_What the task requires_:
The word to look for is "SURFACE". Report every line of the entries below that has it.

------ Listed records ------

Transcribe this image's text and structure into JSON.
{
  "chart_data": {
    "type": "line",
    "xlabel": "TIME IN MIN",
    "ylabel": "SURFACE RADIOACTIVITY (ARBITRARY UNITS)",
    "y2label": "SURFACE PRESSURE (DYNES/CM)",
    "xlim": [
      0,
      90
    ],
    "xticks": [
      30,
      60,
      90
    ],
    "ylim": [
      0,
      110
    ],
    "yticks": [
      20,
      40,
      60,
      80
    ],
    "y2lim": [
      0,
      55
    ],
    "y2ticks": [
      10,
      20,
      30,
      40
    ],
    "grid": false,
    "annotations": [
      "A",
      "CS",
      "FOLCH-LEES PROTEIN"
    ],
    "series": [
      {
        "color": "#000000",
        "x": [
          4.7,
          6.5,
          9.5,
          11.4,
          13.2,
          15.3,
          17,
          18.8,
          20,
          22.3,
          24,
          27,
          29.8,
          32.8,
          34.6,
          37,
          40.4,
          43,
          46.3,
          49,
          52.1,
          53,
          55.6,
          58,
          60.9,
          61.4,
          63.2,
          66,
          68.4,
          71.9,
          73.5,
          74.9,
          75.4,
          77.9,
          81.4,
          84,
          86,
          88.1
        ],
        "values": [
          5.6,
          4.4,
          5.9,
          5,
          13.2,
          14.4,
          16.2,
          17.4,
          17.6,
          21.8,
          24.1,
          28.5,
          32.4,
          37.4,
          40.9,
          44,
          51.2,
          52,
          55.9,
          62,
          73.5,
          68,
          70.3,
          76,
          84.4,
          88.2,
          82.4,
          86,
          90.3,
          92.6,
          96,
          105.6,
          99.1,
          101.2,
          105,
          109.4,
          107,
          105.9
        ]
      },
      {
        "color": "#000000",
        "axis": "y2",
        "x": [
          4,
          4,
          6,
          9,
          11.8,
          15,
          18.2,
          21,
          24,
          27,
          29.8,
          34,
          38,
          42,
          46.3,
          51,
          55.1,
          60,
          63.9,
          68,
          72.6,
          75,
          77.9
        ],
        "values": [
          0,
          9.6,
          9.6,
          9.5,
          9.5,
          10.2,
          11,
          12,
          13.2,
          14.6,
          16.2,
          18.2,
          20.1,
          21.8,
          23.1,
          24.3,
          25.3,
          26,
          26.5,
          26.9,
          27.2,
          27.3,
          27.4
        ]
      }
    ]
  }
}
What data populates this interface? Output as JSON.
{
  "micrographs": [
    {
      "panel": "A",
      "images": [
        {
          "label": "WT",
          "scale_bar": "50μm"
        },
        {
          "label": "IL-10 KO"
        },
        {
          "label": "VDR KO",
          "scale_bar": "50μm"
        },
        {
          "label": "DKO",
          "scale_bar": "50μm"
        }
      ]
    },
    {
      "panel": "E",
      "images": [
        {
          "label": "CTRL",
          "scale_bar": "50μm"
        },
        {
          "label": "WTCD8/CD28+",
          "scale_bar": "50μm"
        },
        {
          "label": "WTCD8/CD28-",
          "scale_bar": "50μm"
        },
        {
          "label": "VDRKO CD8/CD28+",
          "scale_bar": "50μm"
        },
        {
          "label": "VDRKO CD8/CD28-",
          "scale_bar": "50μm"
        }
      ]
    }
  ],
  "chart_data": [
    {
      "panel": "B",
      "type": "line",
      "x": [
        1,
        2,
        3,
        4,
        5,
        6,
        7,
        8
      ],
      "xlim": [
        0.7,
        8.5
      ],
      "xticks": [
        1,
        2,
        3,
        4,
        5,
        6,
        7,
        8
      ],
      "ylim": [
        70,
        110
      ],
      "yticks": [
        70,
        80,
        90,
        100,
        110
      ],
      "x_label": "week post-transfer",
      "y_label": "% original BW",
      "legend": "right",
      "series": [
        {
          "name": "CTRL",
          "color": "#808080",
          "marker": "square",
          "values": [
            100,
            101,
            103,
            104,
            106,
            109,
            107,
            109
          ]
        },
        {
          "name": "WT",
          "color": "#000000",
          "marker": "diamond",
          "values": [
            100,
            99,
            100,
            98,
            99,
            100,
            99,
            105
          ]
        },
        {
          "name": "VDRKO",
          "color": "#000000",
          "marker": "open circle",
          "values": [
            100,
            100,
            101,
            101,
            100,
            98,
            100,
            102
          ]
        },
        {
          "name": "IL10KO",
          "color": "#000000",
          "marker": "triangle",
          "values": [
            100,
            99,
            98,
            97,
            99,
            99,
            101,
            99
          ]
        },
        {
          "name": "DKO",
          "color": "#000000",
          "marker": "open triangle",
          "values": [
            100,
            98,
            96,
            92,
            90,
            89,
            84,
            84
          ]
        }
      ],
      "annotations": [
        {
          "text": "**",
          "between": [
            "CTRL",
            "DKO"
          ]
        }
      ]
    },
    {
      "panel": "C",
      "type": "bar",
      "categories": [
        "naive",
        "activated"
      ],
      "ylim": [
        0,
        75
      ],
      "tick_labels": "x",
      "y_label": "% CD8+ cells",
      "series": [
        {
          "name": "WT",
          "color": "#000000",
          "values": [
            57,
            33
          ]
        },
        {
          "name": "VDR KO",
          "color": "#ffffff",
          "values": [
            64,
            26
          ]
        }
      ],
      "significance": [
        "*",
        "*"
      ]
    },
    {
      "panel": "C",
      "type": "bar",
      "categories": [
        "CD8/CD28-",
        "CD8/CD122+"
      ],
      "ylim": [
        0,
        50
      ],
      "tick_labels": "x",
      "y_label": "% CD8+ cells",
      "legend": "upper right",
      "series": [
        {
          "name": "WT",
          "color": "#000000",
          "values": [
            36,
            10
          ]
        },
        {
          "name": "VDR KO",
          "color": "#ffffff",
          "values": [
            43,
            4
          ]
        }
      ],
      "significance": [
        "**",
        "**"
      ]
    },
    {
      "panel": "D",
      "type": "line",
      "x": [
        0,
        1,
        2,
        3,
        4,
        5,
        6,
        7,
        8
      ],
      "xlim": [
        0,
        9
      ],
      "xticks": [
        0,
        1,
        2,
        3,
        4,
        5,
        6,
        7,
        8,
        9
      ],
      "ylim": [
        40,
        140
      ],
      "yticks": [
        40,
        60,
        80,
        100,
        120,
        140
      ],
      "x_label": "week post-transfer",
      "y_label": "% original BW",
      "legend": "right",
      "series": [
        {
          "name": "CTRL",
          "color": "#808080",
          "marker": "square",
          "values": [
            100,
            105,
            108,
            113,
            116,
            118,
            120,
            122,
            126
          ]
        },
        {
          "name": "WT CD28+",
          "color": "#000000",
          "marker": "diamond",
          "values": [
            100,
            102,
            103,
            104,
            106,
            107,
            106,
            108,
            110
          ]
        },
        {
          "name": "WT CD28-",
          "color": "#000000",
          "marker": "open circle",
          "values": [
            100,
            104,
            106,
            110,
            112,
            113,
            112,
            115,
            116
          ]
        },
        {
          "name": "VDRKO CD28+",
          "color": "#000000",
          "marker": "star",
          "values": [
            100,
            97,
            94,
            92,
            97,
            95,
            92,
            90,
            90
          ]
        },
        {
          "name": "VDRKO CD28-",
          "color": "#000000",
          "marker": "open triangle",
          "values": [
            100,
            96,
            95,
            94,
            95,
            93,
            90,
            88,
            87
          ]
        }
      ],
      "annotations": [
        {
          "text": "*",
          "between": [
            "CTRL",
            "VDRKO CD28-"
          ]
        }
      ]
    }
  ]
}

------

_Output for this exercise_:
    "ylabel": "SURFACE RADIOACTIVITY (ARBITRARY UNITS)",
    "y2label": "SURFACE PRESSURE (DYNES/CM)",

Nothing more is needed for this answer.